*TASK INSTRUCTIONS*
Copy out all of the material, matching it word for word.
···
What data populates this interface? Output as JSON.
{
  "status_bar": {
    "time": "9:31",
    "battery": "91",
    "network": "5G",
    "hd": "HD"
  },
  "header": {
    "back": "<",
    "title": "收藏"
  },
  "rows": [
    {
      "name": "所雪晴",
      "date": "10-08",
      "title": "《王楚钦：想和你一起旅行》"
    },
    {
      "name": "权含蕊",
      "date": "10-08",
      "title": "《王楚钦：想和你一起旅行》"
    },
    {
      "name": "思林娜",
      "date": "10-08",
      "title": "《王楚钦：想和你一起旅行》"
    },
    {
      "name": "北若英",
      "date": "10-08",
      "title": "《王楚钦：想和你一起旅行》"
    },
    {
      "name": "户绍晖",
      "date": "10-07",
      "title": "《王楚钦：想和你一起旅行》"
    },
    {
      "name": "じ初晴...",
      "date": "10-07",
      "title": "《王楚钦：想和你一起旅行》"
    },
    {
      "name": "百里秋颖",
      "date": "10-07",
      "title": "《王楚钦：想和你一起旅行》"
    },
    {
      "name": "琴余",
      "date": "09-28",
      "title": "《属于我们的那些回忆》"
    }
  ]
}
···
*SOLVED PROBLEM*
What data populates this interface? Output as JSON.
{
  "status_bar": {
    "time": "9:31",
    "battery": "91",
    "network": "5G",
    "hd": "HD"
  },
  "header": {
    "back": "<",
    "title": "收藏"
  },
  "rows": [
    {
      "name": "所雪晴",
      "date": "10-08",
      "title": "《王楚钦：想和你一起旅行》"
    },
    {
      "name": "权含蕊",
      "date": "10-08",
      "title": "《王楚钦：想和你一起旅行》"
    },
    {
      "name": "思林娜",
      "date": "10-08",
      "title": "《王楚钦：想和你一起旅行》"
    },
    {
      "name": "北若英",
      "date": "10-08",
      "title": "《王楚钦：想和你一起旅行》"
    },
    {
      "name": "户绍晖",
      "date": "10-07",
      "title": "《王楚钦：想和你一起旅行》"
    },
    {
      "name": "じ初晴...",
      "date": "10-07",
      "title": "《王楚钦：想和你一起旅行》"
    },
    {
      "name": "百里秋颖",
      "date": "10-07",
      "title": "《王楚钦：想和你一起旅行》"
    },
    {
      "name": "琴余",
      "date": "09-28",
      "title": "《属于我们的那些回忆》"
    }
  ]
}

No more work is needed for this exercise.